--- start DATA IN THIS EXERCISE ---

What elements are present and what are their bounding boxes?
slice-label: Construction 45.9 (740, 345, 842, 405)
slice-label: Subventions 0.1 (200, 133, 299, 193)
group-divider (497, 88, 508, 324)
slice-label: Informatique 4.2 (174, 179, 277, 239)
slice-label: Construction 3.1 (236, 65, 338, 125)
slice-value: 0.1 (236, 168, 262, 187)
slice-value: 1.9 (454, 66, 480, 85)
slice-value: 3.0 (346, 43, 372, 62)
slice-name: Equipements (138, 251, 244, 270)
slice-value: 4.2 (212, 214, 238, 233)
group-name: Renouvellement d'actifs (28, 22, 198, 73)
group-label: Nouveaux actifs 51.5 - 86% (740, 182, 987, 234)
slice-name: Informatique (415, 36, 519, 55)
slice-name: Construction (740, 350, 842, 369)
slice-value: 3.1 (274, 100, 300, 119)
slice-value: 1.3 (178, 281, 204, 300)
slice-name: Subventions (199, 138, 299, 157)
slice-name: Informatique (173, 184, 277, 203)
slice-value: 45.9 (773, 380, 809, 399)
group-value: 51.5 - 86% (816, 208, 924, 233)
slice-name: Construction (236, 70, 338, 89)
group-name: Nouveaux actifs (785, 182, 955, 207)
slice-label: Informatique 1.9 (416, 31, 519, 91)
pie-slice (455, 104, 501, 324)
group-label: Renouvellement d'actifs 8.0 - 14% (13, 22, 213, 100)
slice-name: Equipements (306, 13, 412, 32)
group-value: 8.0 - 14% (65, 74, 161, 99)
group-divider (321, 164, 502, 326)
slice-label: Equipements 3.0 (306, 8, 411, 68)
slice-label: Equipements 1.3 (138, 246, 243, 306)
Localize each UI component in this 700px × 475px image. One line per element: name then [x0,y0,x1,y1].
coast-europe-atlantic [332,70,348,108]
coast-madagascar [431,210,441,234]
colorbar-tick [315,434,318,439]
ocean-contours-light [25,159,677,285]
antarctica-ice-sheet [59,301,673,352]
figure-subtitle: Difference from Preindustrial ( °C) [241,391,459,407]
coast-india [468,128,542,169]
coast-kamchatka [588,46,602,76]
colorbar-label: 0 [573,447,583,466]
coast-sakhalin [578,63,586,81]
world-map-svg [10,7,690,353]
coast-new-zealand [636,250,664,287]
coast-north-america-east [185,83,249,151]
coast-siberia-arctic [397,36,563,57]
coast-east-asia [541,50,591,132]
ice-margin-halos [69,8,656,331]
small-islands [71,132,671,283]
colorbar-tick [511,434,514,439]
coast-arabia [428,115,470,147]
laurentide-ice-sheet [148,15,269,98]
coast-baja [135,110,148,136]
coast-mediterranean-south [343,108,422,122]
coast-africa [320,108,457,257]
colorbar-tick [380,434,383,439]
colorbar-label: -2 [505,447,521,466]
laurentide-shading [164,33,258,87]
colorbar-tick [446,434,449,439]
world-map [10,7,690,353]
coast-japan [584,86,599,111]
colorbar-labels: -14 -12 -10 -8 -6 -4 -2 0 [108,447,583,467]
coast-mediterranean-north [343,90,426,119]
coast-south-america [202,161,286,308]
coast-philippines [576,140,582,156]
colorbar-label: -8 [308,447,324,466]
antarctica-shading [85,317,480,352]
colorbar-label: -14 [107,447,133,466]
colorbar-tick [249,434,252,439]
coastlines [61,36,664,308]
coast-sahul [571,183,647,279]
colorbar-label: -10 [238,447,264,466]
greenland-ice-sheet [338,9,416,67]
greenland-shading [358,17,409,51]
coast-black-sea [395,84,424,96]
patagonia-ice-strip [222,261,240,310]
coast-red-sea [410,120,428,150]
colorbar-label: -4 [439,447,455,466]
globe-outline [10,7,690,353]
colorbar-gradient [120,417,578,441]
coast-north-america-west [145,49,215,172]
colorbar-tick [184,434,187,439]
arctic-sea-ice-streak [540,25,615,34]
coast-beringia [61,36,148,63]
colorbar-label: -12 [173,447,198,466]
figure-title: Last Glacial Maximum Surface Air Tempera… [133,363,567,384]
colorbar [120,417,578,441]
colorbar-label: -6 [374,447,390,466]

--- end DATA IN THIS EXERCISE ---

**WORK TO DO:** Put every line of the records above into one numbered list, leaving out any blank lines.

**EXPECTED ANSWER:**
1. What elements are present and what are their bounding boxes?
2. slice-label: Construction 45.9 (740, 345, 842, 405)
3. slice-label: Subventions 0.1 (200, 133, 299, 193)
4. group-divider (497, 88, 508, 324)
5. slice-label: Informatique 4.2 (174, 179, 277, 239)
6. slice-label: Construction 3.1 (236, 65, 338, 125)
7. slice-value: 0.1 (236, 168, 262, 187)
8. slice-value: 1.9 (454, 66, 480, 85)
9. slice-value: 3.0 (346, 43, 372, 62)
10. slice-name: Equipements (138, 251, 244, 270)
11. slice-value: 4.2 (212, 214, 238, 233)
12. group-name: Renouvellement d'actifs (28, 22, 198, 73)
13. group-label: Nouveaux actifs 51.5 - 86% (740, 182, 987, 234)
14. slice-name: Informatique (415, 36, 519, 55)
15. slice-name: Construction (740, 350, 842, 369)
16. slice-value: 3.1 (274, 100, 300, 119)
17. slice-value: 1.3 (178, 281, 204, 300)
18. slice-name: Subventions (199, 138, 299, 157)
19. slice-name: Informatique (173, 184, 277, 203)
20. slice-value: 45.9 (773, 380, 809, 399)
21. group-value: 51.5 - 86% (816, 208, 924, 233)
22. slice-name: Construction (236, 70, 338, 89)
23. group-name: Nouveaux actifs (785, 182, 955, 207)
24. slice-label: Informatique 1.9 (416, 31, 519, 91)
25. pie-slice (455, 104, 501, 324)
26. group-label: Renouvellement d'actifs 8.0 - 14% (13, 22, 213, 100)
27. slice-name: Equipements (306, 13, 412, 32)
28. group-value: 8.0 - 14% (65, 74, 161, 99)
29. group-divider (321, 164, 502, 326)
30. slice-label: Equipements 3.0 (306, 8, 411, 68)
31. slice-label: Equipements 1.3 (138, 246, 243, 306)
32. Localize each UI component in this 700px × 475px image. One line per element: name then [x0,y0,x1,y1].
33. coast-europe-atlantic [332,70,348,108]
34. coast-madagascar [431,210,441,234]
35. colorbar-tick [315,434,318,439]
36. ocean-contours-light [25,159,677,285]
37. antarctica-ice-sheet [59,301,673,352]
38. figure-subtitle: Difference from Preindustrial ( °C) [241,391,459,407]
39. coast-india [468,128,542,169]
40. coast-kamchatka [588,46,602,76]
41. colorbar-label: 0 [573,447,583,466]
42. coast-sakhalin [578,63,586,81]
43. world-map-svg [10,7,690,353]
44. coast-new-zealand [636,250,664,287]
45. coast-north-america-east [185,83,249,151]
46. coast-siberia-arctic [397,36,563,57]
47. coast-east-asia [541,50,591,132]
48. ice-margin-halos [69,8,656,331]
49. small-islands [71,132,671,283]
50. colorbar-tick [511,434,514,439]
51. coast-arabia [428,115,470,147]
52. laurentide-ice-sheet [148,15,269,98]
53. coast-baja [135,110,148,136]
54. coast-mediterranean-south [343,108,422,122]
55. coast-africa [320,108,457,257]
56. colorbar-tick [380,434,383,439]
57. colorbar-label: -2 [505,447,521,466]
58. laurentide-shading [164,33,258,87]
59. colorbar-tick [446,434,449,439]
60. world-map [10,7,690,353]
61. coast-japan [584,86,599,111]
62. colorbar-labels: -14 -12 -10 -8 -6 -4 -2 0 [108,447,583,467]
63. coast-mediterranean-north [343,90,426,119]
64. coast-south-america [202,161,286,308]
65. coast-philippines [576,140,582,156]
66. colorbar-label: -8 [308,447,324,466]
67. antarctica-shading [85,317,480,352]
68. colorbar-label: -14 [107,447,133,466]
69. colorbar-tick [249,434,252,439]
70. coastlines [61,36,664,308]
71. coast-sahul [571,183,647,279]
72. colorbar-label: -10 [238,447,264,466]
73. greenland-ice-sheet [338,9,416,67]
74. greenland-shading [358,17,409,51]
75. coast-black-sea [395,84,424,96]
76. patagonia-ice-strip [222,261,240,310]
77. coast-red-sea [410,120,428,150]
78. colorbar-label: -4 [439,447,455,466]
79. globe-outline [10,7,690,353]
80. colorbar-gradient [120,417,578,441]
81. coast-north-america-west [145,49,215,172]
82. colorbar-tick [184,434,187,439]
83. arctic-sea-ice-streak [540,25,615,34]
84. coast-beringia [61,36,148,63]
85. colorbar-label: -12 [173,447,198,466]
86. figure-title: Last Glacial Maximum Surface Air Tempera… [133,363,567,384]
87. colorbar [120,417,578,441]
88. colorbar-label: -6 [374,447,390,466]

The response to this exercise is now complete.